Your instructions - Report only the number of lines holding "Left".

Given entries -
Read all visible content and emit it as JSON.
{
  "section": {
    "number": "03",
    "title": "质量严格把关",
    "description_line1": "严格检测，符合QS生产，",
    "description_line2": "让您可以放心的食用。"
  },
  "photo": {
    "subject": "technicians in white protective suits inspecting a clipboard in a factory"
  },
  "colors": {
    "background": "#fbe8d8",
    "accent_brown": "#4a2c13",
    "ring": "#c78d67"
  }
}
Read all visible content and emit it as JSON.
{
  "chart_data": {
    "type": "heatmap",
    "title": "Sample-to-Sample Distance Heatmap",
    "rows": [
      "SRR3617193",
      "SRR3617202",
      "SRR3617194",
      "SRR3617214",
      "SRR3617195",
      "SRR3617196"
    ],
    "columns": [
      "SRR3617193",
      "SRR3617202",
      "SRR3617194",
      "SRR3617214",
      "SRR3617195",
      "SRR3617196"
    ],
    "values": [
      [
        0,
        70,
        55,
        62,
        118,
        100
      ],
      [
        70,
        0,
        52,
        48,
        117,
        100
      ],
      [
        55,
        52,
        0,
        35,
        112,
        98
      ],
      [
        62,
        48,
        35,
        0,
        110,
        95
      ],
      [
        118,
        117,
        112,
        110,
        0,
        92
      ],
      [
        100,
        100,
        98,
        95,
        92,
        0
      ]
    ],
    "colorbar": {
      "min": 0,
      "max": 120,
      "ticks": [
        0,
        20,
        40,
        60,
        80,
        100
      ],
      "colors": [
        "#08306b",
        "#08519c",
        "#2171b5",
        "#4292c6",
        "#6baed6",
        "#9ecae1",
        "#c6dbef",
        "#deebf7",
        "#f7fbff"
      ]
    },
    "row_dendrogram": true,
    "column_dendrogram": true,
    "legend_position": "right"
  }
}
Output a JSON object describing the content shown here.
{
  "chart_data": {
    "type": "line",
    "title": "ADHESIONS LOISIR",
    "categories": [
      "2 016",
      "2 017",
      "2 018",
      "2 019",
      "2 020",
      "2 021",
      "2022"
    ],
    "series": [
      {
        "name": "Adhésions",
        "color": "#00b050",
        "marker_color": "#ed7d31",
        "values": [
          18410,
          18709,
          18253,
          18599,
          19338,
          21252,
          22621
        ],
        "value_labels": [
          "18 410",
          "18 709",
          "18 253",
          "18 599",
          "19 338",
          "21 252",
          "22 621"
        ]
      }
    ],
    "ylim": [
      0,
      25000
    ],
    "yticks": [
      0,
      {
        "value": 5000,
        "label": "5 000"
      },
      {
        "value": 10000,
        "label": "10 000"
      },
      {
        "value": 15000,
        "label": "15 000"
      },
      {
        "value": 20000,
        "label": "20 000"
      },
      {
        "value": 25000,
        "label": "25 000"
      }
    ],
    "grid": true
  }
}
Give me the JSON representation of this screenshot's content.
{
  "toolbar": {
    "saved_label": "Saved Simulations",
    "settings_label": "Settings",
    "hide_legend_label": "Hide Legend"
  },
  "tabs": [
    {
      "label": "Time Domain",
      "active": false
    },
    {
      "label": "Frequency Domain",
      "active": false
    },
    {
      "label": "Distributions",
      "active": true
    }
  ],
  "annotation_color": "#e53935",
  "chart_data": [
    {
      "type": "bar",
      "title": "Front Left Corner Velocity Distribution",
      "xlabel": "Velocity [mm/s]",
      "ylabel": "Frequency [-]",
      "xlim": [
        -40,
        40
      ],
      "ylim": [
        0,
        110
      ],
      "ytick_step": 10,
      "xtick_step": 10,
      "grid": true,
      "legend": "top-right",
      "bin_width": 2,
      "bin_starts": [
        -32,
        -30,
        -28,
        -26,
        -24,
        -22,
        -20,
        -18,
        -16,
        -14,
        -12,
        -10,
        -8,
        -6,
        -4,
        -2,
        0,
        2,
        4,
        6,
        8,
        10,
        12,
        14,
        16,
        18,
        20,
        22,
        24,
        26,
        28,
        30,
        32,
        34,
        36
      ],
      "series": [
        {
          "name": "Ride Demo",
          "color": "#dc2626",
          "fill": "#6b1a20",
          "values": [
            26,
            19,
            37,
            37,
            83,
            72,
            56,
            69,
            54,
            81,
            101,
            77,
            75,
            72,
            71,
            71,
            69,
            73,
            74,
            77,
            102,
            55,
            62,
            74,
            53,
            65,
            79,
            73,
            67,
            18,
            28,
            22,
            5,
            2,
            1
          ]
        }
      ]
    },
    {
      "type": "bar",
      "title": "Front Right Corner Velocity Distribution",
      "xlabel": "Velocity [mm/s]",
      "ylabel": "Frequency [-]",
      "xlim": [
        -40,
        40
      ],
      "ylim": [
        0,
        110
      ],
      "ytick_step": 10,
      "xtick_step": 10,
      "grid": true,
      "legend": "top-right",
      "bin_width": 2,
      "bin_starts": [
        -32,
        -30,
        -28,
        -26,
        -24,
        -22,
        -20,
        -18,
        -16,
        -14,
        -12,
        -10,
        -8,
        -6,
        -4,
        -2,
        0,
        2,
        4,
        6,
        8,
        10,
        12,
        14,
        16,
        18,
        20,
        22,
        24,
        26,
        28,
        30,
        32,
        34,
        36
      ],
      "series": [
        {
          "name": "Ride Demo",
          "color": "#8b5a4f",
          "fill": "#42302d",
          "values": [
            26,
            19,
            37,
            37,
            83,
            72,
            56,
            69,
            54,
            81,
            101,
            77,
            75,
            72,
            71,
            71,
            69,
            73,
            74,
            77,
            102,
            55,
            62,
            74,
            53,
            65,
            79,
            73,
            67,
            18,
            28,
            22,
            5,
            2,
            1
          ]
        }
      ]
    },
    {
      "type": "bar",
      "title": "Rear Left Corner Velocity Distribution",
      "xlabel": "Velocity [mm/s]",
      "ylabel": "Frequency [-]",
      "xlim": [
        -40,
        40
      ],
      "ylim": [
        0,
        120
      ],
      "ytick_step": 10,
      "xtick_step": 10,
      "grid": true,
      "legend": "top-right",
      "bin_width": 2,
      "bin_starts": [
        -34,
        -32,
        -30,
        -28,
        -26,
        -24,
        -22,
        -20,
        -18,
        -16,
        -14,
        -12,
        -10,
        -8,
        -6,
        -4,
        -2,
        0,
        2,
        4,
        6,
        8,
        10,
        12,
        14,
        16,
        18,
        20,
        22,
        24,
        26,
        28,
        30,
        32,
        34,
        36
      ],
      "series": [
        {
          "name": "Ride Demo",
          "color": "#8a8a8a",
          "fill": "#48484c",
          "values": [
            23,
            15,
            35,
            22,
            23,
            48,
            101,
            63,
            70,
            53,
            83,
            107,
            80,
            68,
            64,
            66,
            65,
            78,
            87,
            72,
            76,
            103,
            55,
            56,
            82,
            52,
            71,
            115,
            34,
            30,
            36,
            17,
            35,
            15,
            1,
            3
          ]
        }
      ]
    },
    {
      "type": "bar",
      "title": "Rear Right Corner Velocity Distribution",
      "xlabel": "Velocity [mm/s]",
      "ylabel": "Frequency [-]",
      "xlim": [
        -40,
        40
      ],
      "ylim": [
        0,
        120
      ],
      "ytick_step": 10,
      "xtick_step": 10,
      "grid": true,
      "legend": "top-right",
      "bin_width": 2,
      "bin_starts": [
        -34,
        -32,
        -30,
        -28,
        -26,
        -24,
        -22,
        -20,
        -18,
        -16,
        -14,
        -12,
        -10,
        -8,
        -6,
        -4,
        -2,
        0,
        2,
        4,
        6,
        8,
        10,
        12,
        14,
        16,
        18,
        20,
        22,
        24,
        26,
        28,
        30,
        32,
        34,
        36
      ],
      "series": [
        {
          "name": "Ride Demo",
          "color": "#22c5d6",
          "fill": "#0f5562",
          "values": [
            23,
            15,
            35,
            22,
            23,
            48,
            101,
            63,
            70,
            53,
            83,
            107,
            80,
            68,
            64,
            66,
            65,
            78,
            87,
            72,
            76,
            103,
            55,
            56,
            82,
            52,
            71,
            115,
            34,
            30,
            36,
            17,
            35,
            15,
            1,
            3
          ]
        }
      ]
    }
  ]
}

Result of this exercise - 2